→ **Requirement**: Locate the lines where "Project" occurs and copy them as they stand.

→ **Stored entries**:
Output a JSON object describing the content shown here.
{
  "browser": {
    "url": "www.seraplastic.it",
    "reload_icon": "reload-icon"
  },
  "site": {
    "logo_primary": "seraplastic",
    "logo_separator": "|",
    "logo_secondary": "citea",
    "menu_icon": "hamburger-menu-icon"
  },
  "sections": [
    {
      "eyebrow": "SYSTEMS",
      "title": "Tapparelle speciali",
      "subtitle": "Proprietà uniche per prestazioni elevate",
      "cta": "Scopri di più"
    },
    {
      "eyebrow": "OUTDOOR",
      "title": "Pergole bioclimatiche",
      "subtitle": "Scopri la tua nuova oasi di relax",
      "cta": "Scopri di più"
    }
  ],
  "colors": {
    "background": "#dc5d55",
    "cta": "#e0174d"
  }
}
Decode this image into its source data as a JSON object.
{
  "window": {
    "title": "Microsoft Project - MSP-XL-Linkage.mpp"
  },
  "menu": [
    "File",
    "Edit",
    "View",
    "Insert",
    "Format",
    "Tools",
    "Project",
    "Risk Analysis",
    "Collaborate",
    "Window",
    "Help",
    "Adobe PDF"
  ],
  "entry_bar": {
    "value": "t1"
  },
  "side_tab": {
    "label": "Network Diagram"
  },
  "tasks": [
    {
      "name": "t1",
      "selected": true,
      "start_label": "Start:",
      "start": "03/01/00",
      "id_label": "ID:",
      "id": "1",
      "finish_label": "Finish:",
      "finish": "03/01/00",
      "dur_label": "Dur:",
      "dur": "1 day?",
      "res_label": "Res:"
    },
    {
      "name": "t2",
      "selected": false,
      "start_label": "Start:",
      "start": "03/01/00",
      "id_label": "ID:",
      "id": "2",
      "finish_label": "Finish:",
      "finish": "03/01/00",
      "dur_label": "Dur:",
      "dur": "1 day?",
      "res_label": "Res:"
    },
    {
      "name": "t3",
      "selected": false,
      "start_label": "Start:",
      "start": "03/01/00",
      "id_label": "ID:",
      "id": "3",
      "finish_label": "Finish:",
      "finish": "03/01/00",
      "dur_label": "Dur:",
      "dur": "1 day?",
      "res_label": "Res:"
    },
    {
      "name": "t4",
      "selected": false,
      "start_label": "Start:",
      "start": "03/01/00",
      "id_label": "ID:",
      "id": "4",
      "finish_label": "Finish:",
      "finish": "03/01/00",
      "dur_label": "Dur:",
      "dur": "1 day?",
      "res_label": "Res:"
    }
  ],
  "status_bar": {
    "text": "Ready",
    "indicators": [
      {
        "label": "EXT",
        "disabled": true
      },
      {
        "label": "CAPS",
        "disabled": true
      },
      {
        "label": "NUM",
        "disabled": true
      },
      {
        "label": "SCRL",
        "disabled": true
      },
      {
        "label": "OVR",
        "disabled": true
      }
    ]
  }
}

→ **Written solution**:
    "title": "Microsoft Project - MSP-XL-Linkage.mpp"
    "Project",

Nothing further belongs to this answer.